Records to use:
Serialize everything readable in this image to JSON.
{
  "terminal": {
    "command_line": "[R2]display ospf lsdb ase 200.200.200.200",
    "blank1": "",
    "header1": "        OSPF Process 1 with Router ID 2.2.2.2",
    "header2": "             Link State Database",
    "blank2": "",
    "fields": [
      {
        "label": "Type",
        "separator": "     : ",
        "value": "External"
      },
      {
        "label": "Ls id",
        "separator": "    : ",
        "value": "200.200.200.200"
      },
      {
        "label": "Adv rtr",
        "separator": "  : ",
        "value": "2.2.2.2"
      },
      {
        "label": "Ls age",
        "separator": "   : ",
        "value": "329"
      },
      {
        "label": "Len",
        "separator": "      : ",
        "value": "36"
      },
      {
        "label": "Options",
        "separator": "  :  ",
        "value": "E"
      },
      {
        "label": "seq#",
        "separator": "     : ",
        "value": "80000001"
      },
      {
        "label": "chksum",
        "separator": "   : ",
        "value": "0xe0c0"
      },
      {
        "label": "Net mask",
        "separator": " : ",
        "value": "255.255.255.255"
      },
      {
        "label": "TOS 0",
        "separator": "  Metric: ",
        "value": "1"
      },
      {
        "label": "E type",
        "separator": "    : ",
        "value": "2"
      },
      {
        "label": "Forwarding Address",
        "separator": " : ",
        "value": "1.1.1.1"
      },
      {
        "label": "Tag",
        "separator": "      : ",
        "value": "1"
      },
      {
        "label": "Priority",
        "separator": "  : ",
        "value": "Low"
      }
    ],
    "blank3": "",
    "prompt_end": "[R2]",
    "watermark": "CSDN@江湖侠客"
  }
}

Problem description: Copy all the records above exactly, missing none.

Final answer:
Serialize everything readable in this image to JSON.
{
  "terminal": {
    "command_line": "[R2]display ospf lsdb ase 200.200.200.200",
    "blank1": "",
    "header1": "        OSPF Process 1 with Router ID 2.2.2.2",
    "header2": "             Link State Database",
    "blank2": "",
    "fields": [
      {
        "label": "Type",
        "separator": "     : ",
        "value": "External"
      },
      {
        "label": "Ls id",
        "separator": "    : ",
        "value": "200.200.200.200"
      },
      {
        "label": "Adv rtr",
        "separator": "  : ",
        "value": "2.2.2.2"
      },
      {
        "label": "Ls age",
        "separator": "   : ",
        "value": "329"
      },
      {
        "label": "Len",
        "separator": "      : ",
        "value": "36"
      },
      {
        "label": "Options",
        "separator": "  :  ",
        "value": "E"
      },
      {
        "label": "seq#",
        "separator": "     : ",
        "value": "80000001"
      },
      {
        "label": "chksum",
        "separator": "   : ",
        "value": "0xe0c0"
      },
      {
        "label": "Net mask",
        "separator": " : ",
        "value": "255.255.255.255"
      },
      {
        "label": "TOS 0",
        "separator": "  Metric: ",
        "value": "1"
      },
      {
        "label": "E type",
        "separator": "    : ",
        "value": "2"
      },
      {
        "label": "Forwarding Address",
        "separator": " : ",
        "value": "1.1.1.1"
      },
      {
        "label": "Tag",
        "separator": "      : ",
        "value": "1"
      },
      {
        "label": "Priority",
        "separator": "  : ",
        "value": "Low"
      }
    ],
    "blank3": "",
    "prompt_end": "[R2]",
    "watermark": "CSDN@江湖侠客"
  }
}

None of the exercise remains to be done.